**INFORMATION SUPPLIED**
+---+

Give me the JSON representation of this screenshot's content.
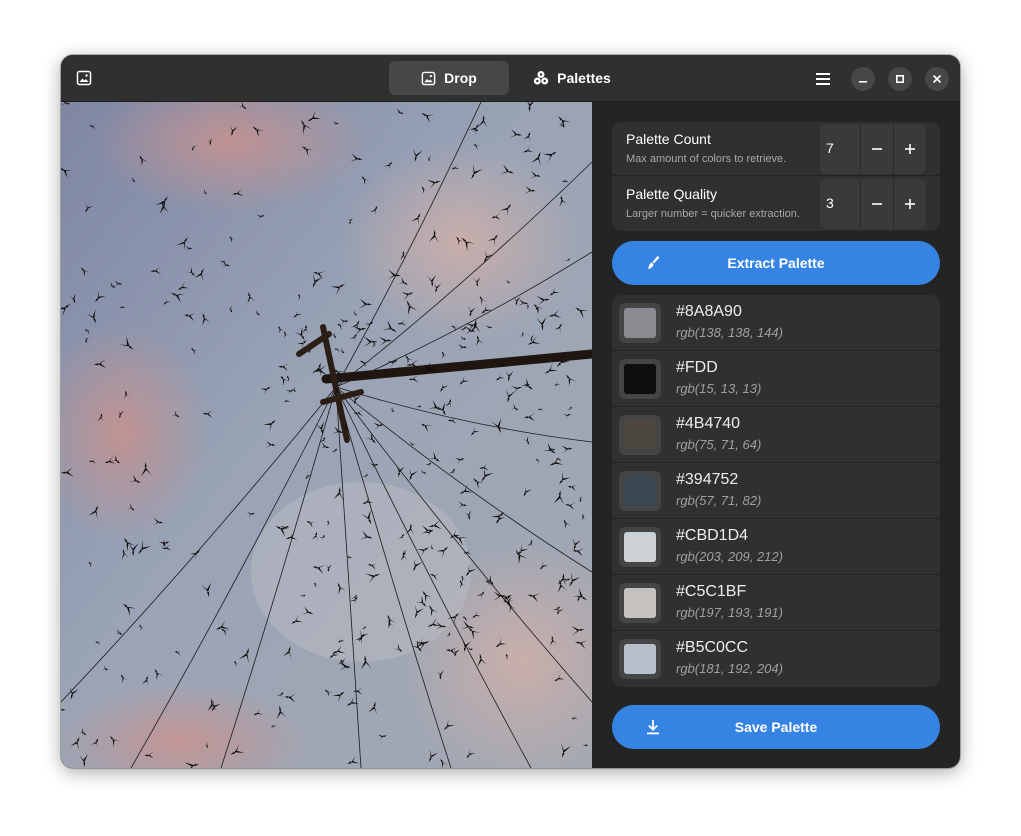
{
  "titlebar": {
    "tabs": [
      {
        "label": "Drop",
        "icon": "image-icon",
        "active": true
      },
      {
        "label": "Palettes",
        "icon": "palette-icon",
        "active": false
      }
    ]
  },
  "settings": {
    "count": {
      "title": "Palette Count",
      "subtitle": "Max amount of colors to retrieve.",
      "value": "7"
    },
    "quality": {
      "title": "Palette Quality",
      "subtitle": "Larger number = quicker extraction.",
      "value": "3"
    }
  },
  "extract_label": "Extract Palette",
  "save_label": "Save Palette",
  "colors": [
    {
      "hex": "#8A8A90",
      "rgb": "rgb(138, 138, 144)",
      "swatch": "#8A8A90"
    },
    {
      "hex": "#FDD",
      "rgb": "rgb(15, 13, 13)",
      "swatch": "#0F0D0D"
    },
    {
      "hex": "#4B4740",
      "rgb": "rgb(75, 71, 64)",
      "swatch": "#4B4740"
    },
    {
      "hex": "#394752",
      "rgb": "rgb(57, 71, 82)",
      "swatch": "#394752"
    },
    {
      "hex": "#CBD1D4",
      "rgb": "rgb(203, 209, 212)",
      "swatch": "#CBD1D4"
    },
    {
      "hex": "#C5C1BF",
      "rgb": "rgb(197, 193, 191)",
      "swatch": "#C5C1BF"
    },
    {
      "hex": "#B5C0CC",
      "rgb": "rgb(181, 192, 204)",
      "swatch": "#B5C0CC"
    }
  ],
  "accent_color": "#3584e4"
}
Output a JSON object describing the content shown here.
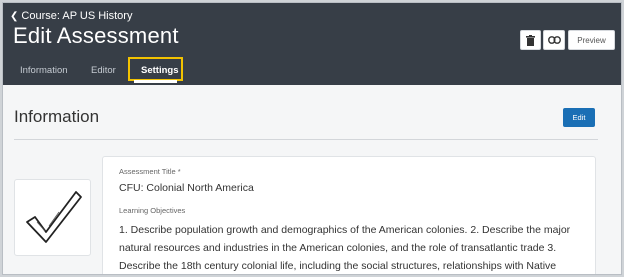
{
  "header": {
    "back_label": "Course: AP US History",
    "title": "Edit Assessment",
    "tabs": [
      {
        "label": "Information"
      },
      {
        "label": "Editor"
      },
      {
        "label": "Settings"
      }
    ],
    "preview_label": "Preview"
  },
  "section": {
    "title": "Information",
    "edit_label": "Edit"
  },
  "assessment": {
    "title_label": "Assessment Title *",
    "title_value": "CFU: Colonial North America",
    "objectives_label": "Learning Objectives",
    "objectives_text": "1. Describe population growth and demographics of the American colonies. 2. Describe the major natural resources and industries in the American colonies, and the role of transatlantic trade 3. Describe the 18th century colonial life, including the social structures, relationships with Native"
  },
  "colors": {
    "header_bg": "#373e47",
    "accent": "#1a6fb5",
    "highlight": "#f2c200"
  },
  "icons": [
    "chevron-left-icon",
    "trash-icon",
    "link-icon",
    "checkmark-icon"
  ]
}
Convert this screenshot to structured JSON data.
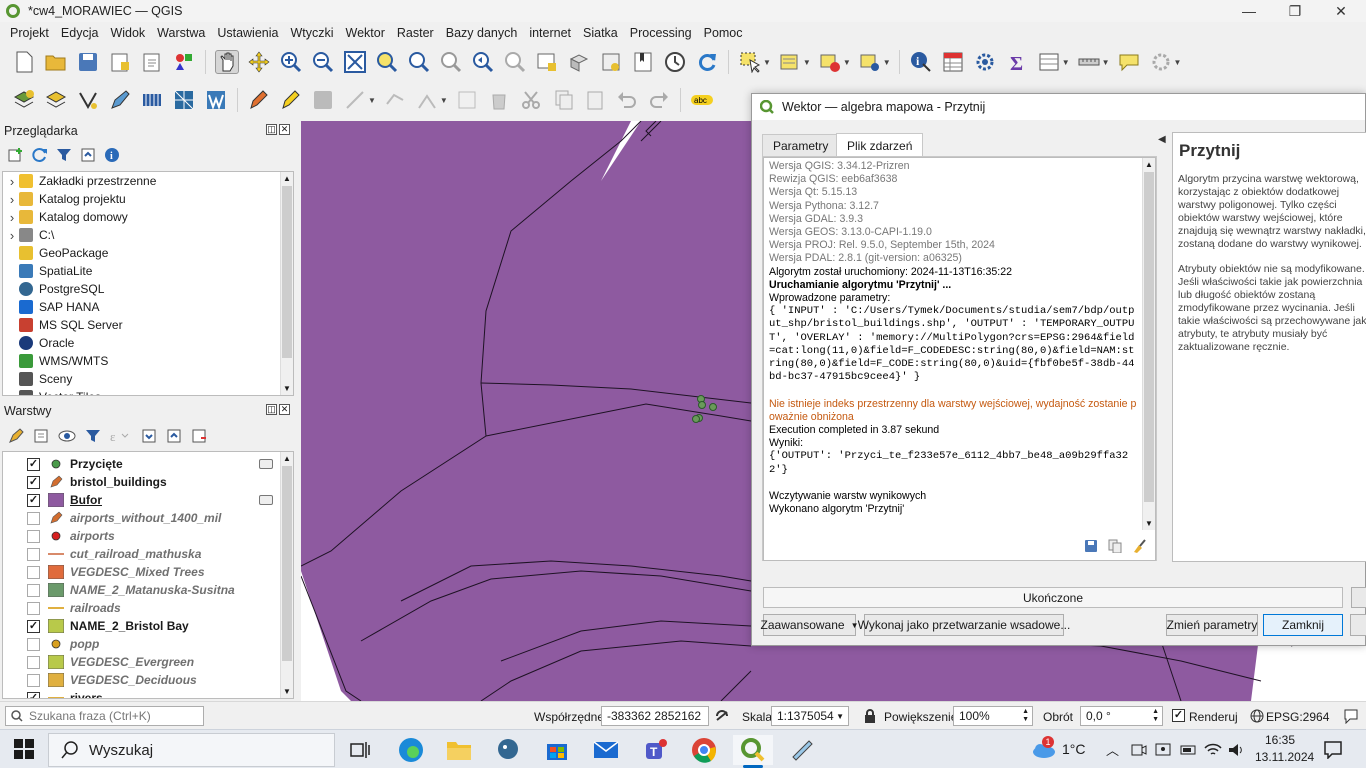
{
  "window": {
    "title": "*cw4_MORAWIEC — QGIS"
  },
  "menu": [
    "Projekt",
    "Edycja",
    "Widok",
    "Warstwa",
    "Ustawienia",
    "Wtyczki",
    "Wektor",
    "Raster",
    "Bazy danych",
    "internet",
    "Siatka",
    "Processing",
    "Pomoc"
  ],
  "browser": {
    "title": "Przeglądarka",
    "items": [
      {
        "label": "Zakładki przestrzenne",
        "icon": "star-icon"
      },
      {
        "label": "Katalog projektu",
        "icon": "folder-icon"
      },
      {
        "label": "Katalog domowy",
        "icon": "home-folder-icon"
      },
      {
        "label": "C:\\",
        "icon": "drive-icon"
      },
      {
        "label": "GeoPackage",
        "icon": "geopackage-icon"
      },
      {
        "label": "SpatiaLite",
        "icon": "spatialite-icon"
      },
      {
        "label": "PostgreSQL",
        "icon": "postgresql-icon"
      },
      {
        "label": "SAP HANA",
        "icon": "sap-hana-icon"
      },
      {
        "label": "MS SQL Server",
        "icon": "mssql-icon"
      },
      {
        "label": "Oracle",
        "icon": "oracle-icon"
      },
      {
        "label": "WMS/WMTS",
        "icon": "wms-icon"
      },
      {
        "label": "Sceny",
        "icon": "scenes-icon"
      },
      {
        "label": "Vector Tiles",
        "icon": "vector-tiles-icon"
      }
    ]
  },
  "layers": {
    "title": "Warstwy",
    "items": [
      {
        "label": "Przycięte",
        "checked": true,
        "symbol": "point",
        "color": "#4a9a4a",
        "dim": false
      },
      {
        "label": "bristol_buildings",
        "checked": true,
        "symbol": "polygon-warn",
        "color": "#d26d2f",
        "dim": false
      },
      {
        "label": "Bufor",
        "checked": true,
        "symbol": "fill",
        "color": "#8e5aa0",
        "dim": false,
        "underline": true
      },
      {
        "label": "airports_without_1400_mil",
        "checked": false,
        "symbol": "polygon-warn",
        "color": "#d26d2f",
        "dim": true
      },
      {
        "label": "airports",
        "checked": false,
        "symbol": "point",
        "color": "#d62020",
        "dim": true
      },
      {
        "label": "cut_railroad_mathuska",
        "checked": false,
        "symbol": "line",
        "color": "#d88a6a",
        "dim": true
      },
      {
        "label": "VEGDESC_Mixed Trees",
        "checked": false,
        "symbol": "fill",
        "color": "#e06b3c",
        "dim": true
      },
      {
        "label": "NAME_2_Matanuska-Susitna",
        "checked": false,
        "symbol": "fill",
        "color": "#6b9a6b",
        "dim": true
      },
      {
        "label": "railroads",
        "checked": false,
        "symbol": "line",
        "color": "#e0b040",
        "dim": true
      },
      {
        "label": "NAME_2_Bristol Bay",
        "checked": true,
        "symbol": "fill",
        "color": "#b8c94a",
        "dim": false
      },
      {
        "label": "popp",
        "checked": false,
        "symbol": "point",
        "color": "#d8a020",
        "dim": true
      },
      {
        "label": "VEGDESC_Evergreen",
        "checked": false,
        "symbol": "fill",
        "color": "#b8c94a",
        "dim": true
      },
      {
        "label": "VEGDESC_Deciduous",
        "checked": false,
        "symbol": "fill",
        "color": "#e0b040",
        "dim": true
      },
      {
        "label": "rivers",
        "checked": true,
        "symbol": "line",
        "color": "#e0b040",
        "dim": false
      }
    ]
  },
  "dialog": {
    "title": "Wektor — algebra mapowa - Przytnij",
    "tabs": [
      "Parametry",
      "Plik zdarzeń"
    ],
    "log": [
      {
        "cls": "lg",
        "text": "Wersja QGIS: 3.34.12-Prizren"
      },
      {
        "cls": "lg",
        "text": "Rewizja QGIS: eeb6af3638"
      },
      {
        "cls": "lg",
        "text": "Wersja Qt: 5.15.13"
      },
      {
        "cls": "lg",
        "text": "Wersja Pythona: 3.12.7"
      },
      {
        "cls": "lg",
        "text": "Wersja GDAL: 3.9.3"
      },
      {
        "cls": "lg",
        "text": "Wersja GEOS: 3.13.0-CAPI-1.19.0"
      },
      {
        "cls": "lg",
        "text": "Wersja PROJ: Rel. 9.5.0, September 15th, 2024"
      },
      {
        "cls": "lg",
        "text": "Wersja PDAL: 2.8.1 (git-version: a06325)"
      },
      {
        "cls": "lb",
        "text": "Algorytm został uruchomiony: 2024-11-13T16:35:22"
      },
      {
        "cls": "lb lbold",
        "text": "Uruchamianie algorytmu 'Przytnij' ..."
      },
      {
        "cls": "lb",
        "text": "Wprowadzone parametry:"
      },
      {
        "cls": "lb lmono",
        "text": "{ 'INPUT' : 'C:/Users/Tymek/Documents/studia/sem7/bdp/output_shp/bristol_buildings.shp', 'OUTPUT' : 'TEMPORARY_OUTPUT', 'OVERLAY' : 'memory://MultiPolygon?crs=EPSG:2964&field=cat:long(11,0)&field=F_CODEDESC:string(80,0)&field=NAM:string(80,0)&field=F_CODE:string(80,0)&uid={fbf0be5f-38db-44bd-bc37-47915bc9cee4}' }"
      },
      {
        "cls": "lb",
        "text": " "
      },
      {
        "cls": "lwarn",
        "text": "Nie istnieje indeks przestrzenny dla warstwy wejściowej, wydajność zostanie poważnie obniżona"
      },
      {
        "cls": "lb",
        "text": "Execution completed in 3.87 sekund"
      },
      {
        "cls": "lb",
        "text": "Wyniki:"
      },
      {
        "cls": "lb lmono",
        "text": "{'OUTPUT': 'Przyci_te_f233e57e_6112_4bb7_be48_a09b29ffa322'}"
      },
      {
        "cls": "lb",
        "text": " "
      },
      {
        "cls": "lb",
        "text": "Wczytywanie warstw wynikowych"
      },
      {
        "cls": "lb",
        "text": "Wykonano algorytm 'Przytnij'"
      }
    ],
    "help": {
      "title": "Przytnij",
      "p1": "Algorytm przycina warstwę wektorową, korzystając z obiektów dodatkowej warstwy poligonowej. Tylko części obiektów warstwy wejściowej, które znajdują się wewnątrz warstwy nakładki, zostaną dodane do warstwy wynikowej.",
      "p2": "Atrybuty obiektów nie są modyfikowane. Jeśli właściwości takie jak powierzchnia lub długość obiektów zostaną zmodyfikowane przez wycinania. Jeśli takie właściwości są przechowywane jako atrybuty, te atrybuty musiały być zaktualizowane ręcznie."
    },
    "progress": "Ukończone",
    "buttons": {
      "advanced": "Zaawansowane",
      "batch": "Wykonaj jako przetwarzanie wsadowe...",
      "change": "Zmień parametry",
      "close": "Zamknij"
    }
  },
  "statusbar": {
    "search_placeholder": "Szukana fraza (Ctrl+K)",
    "coord_label": "Współrzędne",
    "coord_value": "-383362  2852162",
    "scale_label": "Skala",
    "scale_value": "1:1375054",
    "magnifier_label": "Powiększenie",
    "magnifier_value": "100%",
    "rotation_label": "Obrót",
    "rotation_value": "0,0 °",
    "render_label": "Renderuj",
    "crs": "EPSG:2964"
  },
  "taskbar": {
    "search": "Wyszukaj",
    "weather": "1°C",
    "weather_badge": "1",
    "time": "16:35",
    "date": "13.11.2024"
  }
}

+---+

**YOUR TASK**
Copy out every line of the listing that includes the string "subtitle".

**ANSWER FOR THE TASK**
      "subtitle": "Max amount of colors to retrieve.",
      "subtitle": "Larger number = quicker extraction.",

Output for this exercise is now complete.